**AIM OF THE EXERCISE:** Keep only the lines of the data below that contain "housing", and copy them.
:: TASK DATA
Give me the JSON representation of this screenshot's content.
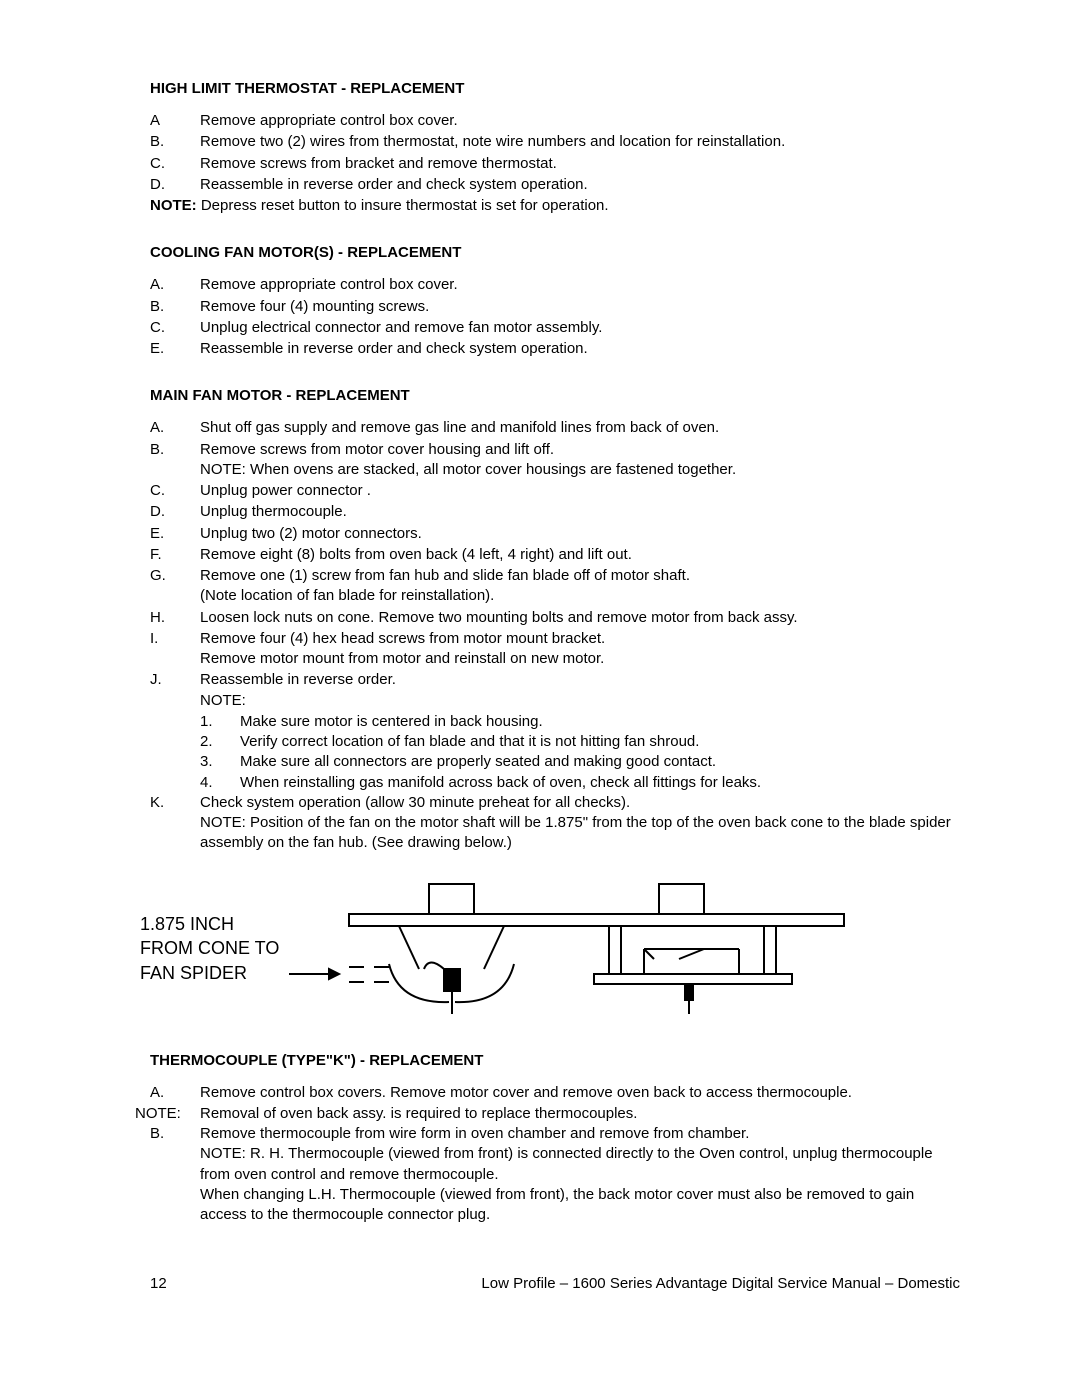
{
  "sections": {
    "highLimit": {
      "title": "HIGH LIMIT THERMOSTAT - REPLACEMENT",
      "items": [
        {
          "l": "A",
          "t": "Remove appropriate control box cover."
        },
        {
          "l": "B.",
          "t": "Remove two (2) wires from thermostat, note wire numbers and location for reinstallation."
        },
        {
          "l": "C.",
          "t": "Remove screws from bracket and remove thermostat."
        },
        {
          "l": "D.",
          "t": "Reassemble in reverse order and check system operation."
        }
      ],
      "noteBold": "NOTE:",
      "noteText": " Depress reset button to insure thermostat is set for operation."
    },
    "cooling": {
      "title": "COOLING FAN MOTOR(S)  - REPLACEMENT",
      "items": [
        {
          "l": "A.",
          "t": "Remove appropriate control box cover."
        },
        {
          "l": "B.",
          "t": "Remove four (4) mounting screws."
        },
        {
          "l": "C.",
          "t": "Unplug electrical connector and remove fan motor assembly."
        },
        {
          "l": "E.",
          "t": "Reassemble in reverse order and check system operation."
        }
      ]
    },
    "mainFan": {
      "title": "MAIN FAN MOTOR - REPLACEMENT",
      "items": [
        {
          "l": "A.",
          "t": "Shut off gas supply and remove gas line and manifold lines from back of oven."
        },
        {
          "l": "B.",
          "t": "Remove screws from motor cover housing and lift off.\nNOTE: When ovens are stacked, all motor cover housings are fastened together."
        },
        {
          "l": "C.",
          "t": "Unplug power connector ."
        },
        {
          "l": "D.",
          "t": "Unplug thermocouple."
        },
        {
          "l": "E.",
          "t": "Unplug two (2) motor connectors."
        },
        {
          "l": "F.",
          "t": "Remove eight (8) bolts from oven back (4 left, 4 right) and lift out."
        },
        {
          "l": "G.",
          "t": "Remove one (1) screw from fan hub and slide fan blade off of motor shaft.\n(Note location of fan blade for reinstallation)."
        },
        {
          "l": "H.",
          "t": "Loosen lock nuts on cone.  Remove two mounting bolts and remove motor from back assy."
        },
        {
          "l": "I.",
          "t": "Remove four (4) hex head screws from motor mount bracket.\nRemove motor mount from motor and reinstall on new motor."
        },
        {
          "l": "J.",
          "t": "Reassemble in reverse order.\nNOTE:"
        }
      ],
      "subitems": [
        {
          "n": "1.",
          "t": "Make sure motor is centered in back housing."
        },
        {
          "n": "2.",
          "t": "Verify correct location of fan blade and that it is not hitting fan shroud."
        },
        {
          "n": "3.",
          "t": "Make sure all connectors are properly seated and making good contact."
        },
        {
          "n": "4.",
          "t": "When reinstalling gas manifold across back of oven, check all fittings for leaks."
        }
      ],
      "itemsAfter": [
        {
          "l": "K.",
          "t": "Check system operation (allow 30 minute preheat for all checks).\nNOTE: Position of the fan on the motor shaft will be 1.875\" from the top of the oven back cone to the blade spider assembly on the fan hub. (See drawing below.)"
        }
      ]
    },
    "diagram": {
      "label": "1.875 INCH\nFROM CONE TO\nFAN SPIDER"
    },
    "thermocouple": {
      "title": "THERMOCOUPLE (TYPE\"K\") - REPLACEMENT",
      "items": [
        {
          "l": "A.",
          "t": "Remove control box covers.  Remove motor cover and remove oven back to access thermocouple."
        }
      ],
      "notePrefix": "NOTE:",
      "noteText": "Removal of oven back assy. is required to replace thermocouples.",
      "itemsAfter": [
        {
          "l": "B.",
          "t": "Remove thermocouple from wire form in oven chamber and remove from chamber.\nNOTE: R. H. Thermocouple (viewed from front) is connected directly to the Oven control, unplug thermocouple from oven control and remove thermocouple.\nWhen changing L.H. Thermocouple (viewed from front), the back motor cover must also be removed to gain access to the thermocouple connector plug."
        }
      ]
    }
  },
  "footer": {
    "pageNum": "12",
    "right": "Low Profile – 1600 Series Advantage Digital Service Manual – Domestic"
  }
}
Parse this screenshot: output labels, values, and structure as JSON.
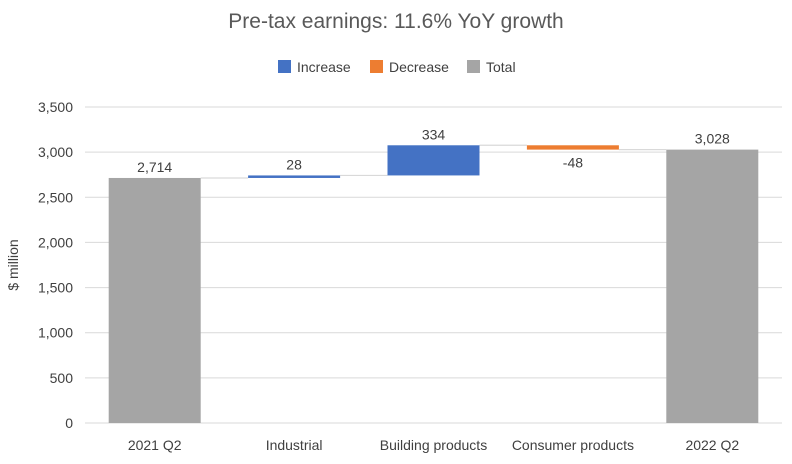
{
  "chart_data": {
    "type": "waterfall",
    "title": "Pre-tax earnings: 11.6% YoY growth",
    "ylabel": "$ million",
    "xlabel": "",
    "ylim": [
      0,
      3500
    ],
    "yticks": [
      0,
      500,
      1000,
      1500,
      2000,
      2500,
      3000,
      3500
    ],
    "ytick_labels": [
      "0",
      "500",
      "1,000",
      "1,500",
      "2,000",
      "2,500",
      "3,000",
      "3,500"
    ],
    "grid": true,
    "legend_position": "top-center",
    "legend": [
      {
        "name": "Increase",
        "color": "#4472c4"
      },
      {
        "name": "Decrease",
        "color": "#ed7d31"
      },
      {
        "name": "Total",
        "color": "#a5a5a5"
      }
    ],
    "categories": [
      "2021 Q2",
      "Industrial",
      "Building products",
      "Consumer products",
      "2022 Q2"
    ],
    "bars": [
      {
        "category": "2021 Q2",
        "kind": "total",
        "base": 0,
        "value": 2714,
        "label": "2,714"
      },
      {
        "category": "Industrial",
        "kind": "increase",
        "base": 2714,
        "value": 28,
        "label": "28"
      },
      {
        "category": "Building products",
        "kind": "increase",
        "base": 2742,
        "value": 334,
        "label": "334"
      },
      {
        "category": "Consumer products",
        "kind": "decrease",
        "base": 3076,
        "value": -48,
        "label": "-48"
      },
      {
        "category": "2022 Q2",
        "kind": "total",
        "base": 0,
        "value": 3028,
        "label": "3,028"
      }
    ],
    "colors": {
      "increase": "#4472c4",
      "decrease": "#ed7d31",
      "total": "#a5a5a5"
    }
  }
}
::::
**FINAL RESULT:**
          "t": "Remove screws from motor cover housing and lift off.\nNOTE: When ovens are stacked, all motor cover housings are fastened together."
          "t": "Make sure motor is centered in back housing."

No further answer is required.